Records ▸

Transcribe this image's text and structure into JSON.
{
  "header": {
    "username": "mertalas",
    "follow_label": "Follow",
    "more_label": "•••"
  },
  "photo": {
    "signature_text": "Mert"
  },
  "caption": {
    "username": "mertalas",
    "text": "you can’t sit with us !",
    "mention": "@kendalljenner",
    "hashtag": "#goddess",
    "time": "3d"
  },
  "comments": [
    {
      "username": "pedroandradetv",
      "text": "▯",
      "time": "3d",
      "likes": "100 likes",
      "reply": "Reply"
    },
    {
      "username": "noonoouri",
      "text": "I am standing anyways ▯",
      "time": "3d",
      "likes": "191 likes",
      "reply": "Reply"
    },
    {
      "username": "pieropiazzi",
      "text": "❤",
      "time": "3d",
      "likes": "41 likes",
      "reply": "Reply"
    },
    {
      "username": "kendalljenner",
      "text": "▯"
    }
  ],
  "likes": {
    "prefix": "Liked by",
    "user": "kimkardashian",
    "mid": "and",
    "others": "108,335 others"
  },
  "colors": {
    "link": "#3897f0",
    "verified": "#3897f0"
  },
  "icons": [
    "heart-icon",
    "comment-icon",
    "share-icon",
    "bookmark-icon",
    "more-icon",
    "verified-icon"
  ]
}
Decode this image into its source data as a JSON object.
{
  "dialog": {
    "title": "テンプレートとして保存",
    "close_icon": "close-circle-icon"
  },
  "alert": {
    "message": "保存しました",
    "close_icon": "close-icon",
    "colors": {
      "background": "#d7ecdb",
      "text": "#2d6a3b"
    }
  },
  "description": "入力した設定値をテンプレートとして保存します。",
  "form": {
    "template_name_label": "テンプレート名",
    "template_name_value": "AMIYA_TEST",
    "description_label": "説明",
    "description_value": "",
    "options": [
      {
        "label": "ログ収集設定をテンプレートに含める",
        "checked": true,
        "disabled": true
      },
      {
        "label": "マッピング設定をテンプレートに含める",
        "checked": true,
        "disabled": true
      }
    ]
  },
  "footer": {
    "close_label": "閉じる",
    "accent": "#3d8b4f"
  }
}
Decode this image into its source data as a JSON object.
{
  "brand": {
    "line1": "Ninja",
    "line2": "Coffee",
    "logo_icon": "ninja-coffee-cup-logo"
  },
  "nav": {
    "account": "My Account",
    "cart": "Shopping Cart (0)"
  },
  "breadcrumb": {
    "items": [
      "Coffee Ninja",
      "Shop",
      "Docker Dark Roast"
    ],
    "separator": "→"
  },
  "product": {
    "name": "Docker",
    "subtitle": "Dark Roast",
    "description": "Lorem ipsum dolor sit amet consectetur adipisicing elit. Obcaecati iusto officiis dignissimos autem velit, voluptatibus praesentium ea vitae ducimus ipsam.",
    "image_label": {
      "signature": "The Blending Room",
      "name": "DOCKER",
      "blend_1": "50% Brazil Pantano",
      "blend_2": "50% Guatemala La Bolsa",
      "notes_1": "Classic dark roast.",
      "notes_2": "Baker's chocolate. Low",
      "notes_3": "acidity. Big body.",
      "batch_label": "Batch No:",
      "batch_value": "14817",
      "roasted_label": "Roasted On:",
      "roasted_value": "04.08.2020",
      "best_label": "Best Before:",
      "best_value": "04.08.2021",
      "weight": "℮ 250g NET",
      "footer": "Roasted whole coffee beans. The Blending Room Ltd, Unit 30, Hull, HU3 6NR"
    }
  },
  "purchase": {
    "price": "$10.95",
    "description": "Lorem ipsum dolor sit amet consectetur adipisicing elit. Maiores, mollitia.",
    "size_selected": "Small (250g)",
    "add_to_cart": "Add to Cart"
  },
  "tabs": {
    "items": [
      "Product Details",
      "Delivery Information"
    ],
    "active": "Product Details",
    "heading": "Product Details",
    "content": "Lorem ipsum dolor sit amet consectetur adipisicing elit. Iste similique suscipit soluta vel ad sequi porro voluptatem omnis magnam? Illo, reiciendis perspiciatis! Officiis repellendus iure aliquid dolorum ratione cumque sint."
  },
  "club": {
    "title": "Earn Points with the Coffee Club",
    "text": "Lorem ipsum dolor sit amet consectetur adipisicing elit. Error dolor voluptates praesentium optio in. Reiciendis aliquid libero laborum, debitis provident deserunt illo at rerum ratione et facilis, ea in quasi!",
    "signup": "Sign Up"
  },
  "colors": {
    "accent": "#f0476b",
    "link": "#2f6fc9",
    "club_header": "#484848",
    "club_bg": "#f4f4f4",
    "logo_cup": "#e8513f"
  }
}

Directive ▸ Retype the listing exactly, in full.

Solution for this exercise ▸
Transcribe this image's text and structure into JSON.
{
  "header": {
    "username": "mertalas",
    "follow_label": "Follow",
    "more_label": "•••"
  },
  "photo": {
    "signature_text": "Mert"
  },
  "caption": {
    "username": "mertalas",
    "text": "you can’t sit with us !",
    "mention": "@kendalljenner",
    "hashtag": "#goddess",
    "time": "3d"
  },
  "comments": [
    {
      "username": "pedroandradetv",
      "text": "▯",
      "time": "3d",
      "likes": "100 likes",
      "reply": "Reply"
    },
    {
      "username": "noonoouri",
      "text": "I am standing anyways ▯",
      "time": "3d",
      "likes": "191 likes",
      "reply": "Reply"
    },
    {
      "username": "pieropiazzi",
      "text": "❤",
      "time": "3d",
      "likes": "41 likes",
      "reply": "Reply"
    },
    {
      "username": "kendalljenner",
      "text": "▯"
    }
  ],
  "likes": {
    "prefix": "Liked by",
    "user": "kimkardashian",
    "mid": "and",
    "others": "108,335 others"
  },
  "colors": {
    "link": "#3897f0",
    "verified": "#3897f0"
  },
  "icons": [
    "heart-icon",
    "comment-icon",
    "share-icon",
    "bookmark-icon",
    "more-icon",
    "verified-icon"
  ]
}
Decode this image into its source data as a JSON object.
{
  "dialog": {
    "title": "テンプレートとして保存",
    "close_icon": "close-circle-icon"
  },
  "alert": {
    "message": "保存しました",
    "close_icon": "close-icon",
    "colors": {
      "background": "#d7ecdb",
      "text": "#2d6a3b"
    }
  },
  "description": "入力した設定値をテンプレートとして保存します。",
  "form": {
    "template_name_label": "テンプレート名",
    "template_name_value": "AMIYA_TEST",
    "description_label": "説明",
    "description_value": "",
    "options": [
      {
        "label": "ログ収集設定をテンプレートに含める",
        "checked": true,
        "disabled": true
      },
      {
        "label": "マッピング設定をテンプレートに含める",
        "checked": true,
        "disabled": true
      }
    ]
  },
  "footer": {
    "close_label": "閉じる",
    "accent": "#3d8b4f"
  }
}
Decode this image into its source data as a JSON object.
{
  "brand": {
    "line1": "Ninja",
    "line2": "Coffee",
    "logo_icon": "ninja-coffee-cup-logo"
  },
  "nav": {
    "account": "My Account",
    "cart": "Shopping Cart (0)"
  },
  "breadcrumb": {
    "items": [
      "Coffee Ninja",
      "Shop",
      "Docker Dark Roast"
    ],
    "separator": "→"
  },
  "product": {
    "name": "Docker",
    "subtitle": "Dark Roast",
    "description": "Lorem ipsum dolor sit amet consectetur adipisicing elit. Obcaecati iusto officiis dignissimos autem velit, voluptatibus praesentium ea vitae ducimus ipsam.",
    "image_label": {
      "signature": "The Blending Room",
      "name": "DOCKER",
      "blend_1": "50% Brazil Pantano",
      "blend_2": "50% Guatemala La Bolsa",
      "notes_1": "Classic dark roast.",
      "notes_2": "Baker's chocolate. Low",
      "notes_3": "acidity. Big body.",
      "batch_label": "Batch No:",
      "batch_value": "14817",
      "roasted_label": "Roasted On:",
      "roasted_value": "04.08.2020",
      "best_label": "Best Before:",
      "best_value": "04.08.2021",
      "weight": "℮ 250g NET",
      "footer": "Roasted whole coffee beans. The Blending Room Ltd, Unit 30, Hull, HU3 6NR"
    }
  },
  "purchase": {
    "price": "$10.95",
    "description": "Lorem ipsum dolor sit amet consectetur adipisicing elit. Maiores, mollitia.",
    "size_selected": "Small (250g)",
    "add_to_cart": "Add to Cart"
  },
  "tabs": {
    "items": [
      "Product Details",
      "Delivery Information"
    ],
    "active": "Product Details",
    "heading": "Product Details",
    "content": "Lorem ipsum dolor sit amet consectetur adipisicing elit. Iste similique suscipit soluta vel ad sequi porro voluptatem omnis magnam? Illo, reiciendis perspiciatis! Officiis repellendus iure aliquid dolorum ratione cumque sint."
  },
  "club": {
    "title": "Earn Points with the Coffee Club",
    "text": "Lorem ipsum dolor sit amet consectetur adipisicing elit. Error dolor voluptates praesentium optio in. Reiciendis aliquid libero laborum, debitis provident deserunt illo at rerum ratione et facilis, ea in quasi!",
    "signup": "Sign Up"
  },
  "colors": {
    "accent": "#f0476b",
    "link": "#2f6fc9",
    "club_header": "#484848",
    "club_bg": "#f4f4f4",
    "logo_cup": "#e8513f"
  }
}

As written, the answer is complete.